= REQUIRED TASK =
Write out each record again exactly as it stands.

= Extracted data entries =
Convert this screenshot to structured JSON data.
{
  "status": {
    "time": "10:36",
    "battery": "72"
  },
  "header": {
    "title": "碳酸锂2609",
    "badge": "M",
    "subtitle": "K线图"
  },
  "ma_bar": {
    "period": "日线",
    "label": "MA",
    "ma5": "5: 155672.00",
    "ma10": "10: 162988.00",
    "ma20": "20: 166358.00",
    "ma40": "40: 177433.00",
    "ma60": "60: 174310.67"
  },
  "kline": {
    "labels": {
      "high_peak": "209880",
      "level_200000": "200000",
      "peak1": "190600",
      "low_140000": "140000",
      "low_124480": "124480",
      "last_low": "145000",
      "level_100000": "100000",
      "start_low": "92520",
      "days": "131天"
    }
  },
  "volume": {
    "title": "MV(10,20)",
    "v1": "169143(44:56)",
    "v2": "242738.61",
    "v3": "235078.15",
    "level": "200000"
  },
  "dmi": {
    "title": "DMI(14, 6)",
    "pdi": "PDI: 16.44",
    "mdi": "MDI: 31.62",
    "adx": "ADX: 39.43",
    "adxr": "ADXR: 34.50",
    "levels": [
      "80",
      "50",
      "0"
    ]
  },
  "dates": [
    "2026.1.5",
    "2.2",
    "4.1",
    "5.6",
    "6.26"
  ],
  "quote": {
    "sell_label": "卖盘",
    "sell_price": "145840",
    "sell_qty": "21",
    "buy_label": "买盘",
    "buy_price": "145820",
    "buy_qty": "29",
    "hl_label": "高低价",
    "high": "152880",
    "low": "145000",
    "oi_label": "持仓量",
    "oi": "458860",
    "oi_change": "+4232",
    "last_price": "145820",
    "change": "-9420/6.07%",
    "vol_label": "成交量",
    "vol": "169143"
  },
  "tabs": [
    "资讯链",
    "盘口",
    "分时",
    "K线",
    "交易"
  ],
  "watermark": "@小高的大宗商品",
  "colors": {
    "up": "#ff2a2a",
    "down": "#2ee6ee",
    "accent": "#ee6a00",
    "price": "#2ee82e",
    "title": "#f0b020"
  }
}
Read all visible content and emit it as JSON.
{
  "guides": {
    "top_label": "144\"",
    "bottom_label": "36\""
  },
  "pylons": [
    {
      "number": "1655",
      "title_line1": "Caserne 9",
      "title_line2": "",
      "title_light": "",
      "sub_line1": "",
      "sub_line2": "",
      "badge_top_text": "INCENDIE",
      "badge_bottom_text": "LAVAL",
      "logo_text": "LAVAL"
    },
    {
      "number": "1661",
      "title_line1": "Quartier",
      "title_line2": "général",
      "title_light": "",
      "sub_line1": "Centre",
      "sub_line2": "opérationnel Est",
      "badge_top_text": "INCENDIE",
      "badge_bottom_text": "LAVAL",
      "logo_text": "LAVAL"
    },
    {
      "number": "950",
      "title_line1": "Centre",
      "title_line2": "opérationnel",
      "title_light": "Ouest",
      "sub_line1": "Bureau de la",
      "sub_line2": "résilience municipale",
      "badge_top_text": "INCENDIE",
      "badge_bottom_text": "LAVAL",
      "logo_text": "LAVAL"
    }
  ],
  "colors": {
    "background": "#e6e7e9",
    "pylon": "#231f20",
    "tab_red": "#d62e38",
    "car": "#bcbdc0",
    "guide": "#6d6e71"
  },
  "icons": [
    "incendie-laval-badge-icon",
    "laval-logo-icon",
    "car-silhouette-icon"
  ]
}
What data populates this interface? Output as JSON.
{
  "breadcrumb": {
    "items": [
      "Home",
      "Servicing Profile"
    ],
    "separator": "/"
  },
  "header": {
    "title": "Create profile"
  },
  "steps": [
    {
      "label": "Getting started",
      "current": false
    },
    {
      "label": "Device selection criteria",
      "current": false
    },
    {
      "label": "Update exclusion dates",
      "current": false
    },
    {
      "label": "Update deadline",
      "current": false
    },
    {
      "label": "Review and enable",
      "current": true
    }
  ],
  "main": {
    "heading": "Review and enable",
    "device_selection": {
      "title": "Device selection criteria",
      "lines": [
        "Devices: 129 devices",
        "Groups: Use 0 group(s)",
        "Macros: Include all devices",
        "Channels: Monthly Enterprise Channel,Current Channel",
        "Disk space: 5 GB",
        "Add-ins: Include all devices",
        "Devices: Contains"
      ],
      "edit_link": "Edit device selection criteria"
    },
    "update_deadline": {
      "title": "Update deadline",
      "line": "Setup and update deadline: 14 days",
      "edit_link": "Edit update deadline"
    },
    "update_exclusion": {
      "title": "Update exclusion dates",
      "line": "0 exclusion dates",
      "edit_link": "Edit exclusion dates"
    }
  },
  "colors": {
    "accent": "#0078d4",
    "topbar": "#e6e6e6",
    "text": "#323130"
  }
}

= FULL OUTPUT =
Convert this screenshot to structured JSON data.
{
  "status": {
    "time": "10:36",
    "battery": "72"
  },
  "header": {
    "title": "碳酸锂2609",
    "badge": "M",
    "subtitle": "K线图"
  },
  "ma_bar": {
    "period": "日线",
    "label": "MA",
    "ma5": "5: 155672.00",
    "ma10": "10: 162988.00",
    "ma20": "20: 166358.00",
    "ma40": "40: 177433.00",
    "ma60": "60: 174310.67"
  },
  "kline": {
    "labels": {
      "high_peak": "209880",
      "level_200000": "200000",
      "peak1": "190600",
      "low_140000": "140000",
      "low_124480": "124480",
      "last_low": "145000",
      "level_100000": "100000",
      "start_low": "92520",
      "days": "131天"
    }
  },
  "volume": {
    "title": "MV(10,20)",
    "v1": "169143(44:56)",
    "v2": "242738.61",
    "v3": "235078.15",
    "level": "200000"
  },
  "dmi": {
    "title": "DMI(14, 6)",
    "pdi": "PDI: 16.44",
    "mdi": "MDI: 31.62",
    "adx": "ADX: 39.43",
    "adxr": "ADXR: 34.50",
    "levels": [
      "80",
      "50",
      "0"
    ]
  },
  "dates": [
    "2026.1.5",
    "2.2",
    "4.1",
    "5.6",
    "6.26"
  ],
  "quote": {
    "sell_label": "卖盘",
    "sell_price": "145840",
    "sell_qty": "21",
    "buy_label": "买盘",
    "buy_price": "145820",
    "buy_qty": "29",
    "hl_label": "高低价",
    "high": "152880",
    "low": "145000",
    "oi_label": "持仓量",
    "oi": "458860",
    "oi_change": "+4232",
    "last_price": "145820",
    "change": "-9420/6.07%",
    "vol_label": "成交量",
    "vol": "169143"
  },
  "tabs": [
    "资讯链",
    "盘口",
    "分时",
    "K线",
    "交易"
  ],
  "watermark": "@小高的大宗商品",
  "colors": {
    "up": "#ff2a2a",
    "down": "#2ee6ee",
    "accent": "#ee6a00",
    "price": "#2ee82e",
    "title": "#f0b020"
  }
}
Read all visible content and emit it as JSON.
{
  "guides": {
    "top_label": "144\"",
    "bottom_label": "36\""
  },
  "pylons": [
    {
      "number": "1655",
      "title_line1": "Caserne 9",
      "title_line2": "",
      "title_light": "",
      "sub_line1": "",
      "sub_line2": "",
      "badge_top_text": "INCENDIE",
      "badge_bottom_text": "LAVAL",
      "logo_text": "LAVAL"
    },
    {
      "number": "1661",
      "title_line1": "Quartier",
      "title_line2": "général",
      "title_light": "",
      "sub_line1": "Centre",
      "sub_line2": "opérationnel Est",
      "badge_top_text": "INCENDIE",
      "badge_bottom_text": "LAVAL",
      "logo_text": "LAVAL"
    },
    {
      "number": "950",
      "title_line1": "Centre",
      "title_line2": "opérationnel",
      "title_light": "Ouest",
      "sub_line1": "Bureau de la",
      "sub_line2": "résilience municipale",
      "badge_top_text": "INCENDIE",
      "badge_bottom_text": "LAVAL",
      "logo_text": "LAVAL"
    }
  ],
  "colors": {
    "background": "#e6e7e9",
    "pylon": "#231f20",
    "tab_red": "#d62e38",
    "car": "#bcbdc0",
    "guide": "#6d6e71"
  },
  "icons": [
    "incendie-laval-badge-icon",
    "laval-logo-icon",
    "car-silhouette-icon"
  ]
}
What data populates this interface? Output as JSON.
{
  "breadcrumb": {
    "items": [
      "Home",
      "Servicing Profile"
    ],
    "separator": "/"
  },
  "header": {
    "title": "Create profile"
  },
  "steps": [
    {
      "label": "Getting started",
      "current": false
    },
    {
      "label": "Device selection criteria",
      "current": false
    },
    {
      "label": "Update exclusion dates",
      "current": false
    },
    {
      "label": "Update deadline",
      "current": false
    },
    {
      "label": "Review and enable",
      "current": true
    }
  ],
  "main": {
    "heading": "Review and enable",
    "device_selection": {
      "title": "Device selection criteria",
      "lines": [
        "Devices: 129 devices",
        "Groups: Use 0 group(s)",
        "Macros: Include all devices",
        "Channels: Monthly Enterprise Channel,Current Channel",
        "Disk space: 5 GB",
        "Add-ins: Include all devices",
        "Devices: Contains"
      ],
      "edit_link": "Edit device selection criteria"
    },
    "update_deadline": {
      "title": "Update deadline",
      "line": "Setup and update deadline: 14 days",
      "edit_link": "Edit update deadline"
    },
    "update_exclusion": {
      "title": "Update exclusion dates",
      "line": "0 exclusion dates",
      "edit_link": "Edit exclusion dates"
    }
  },
  "colors": {
    "accent": "#0078d4",
    "topbar": "#e6e6e6",
    "text": "#323130"
  }
}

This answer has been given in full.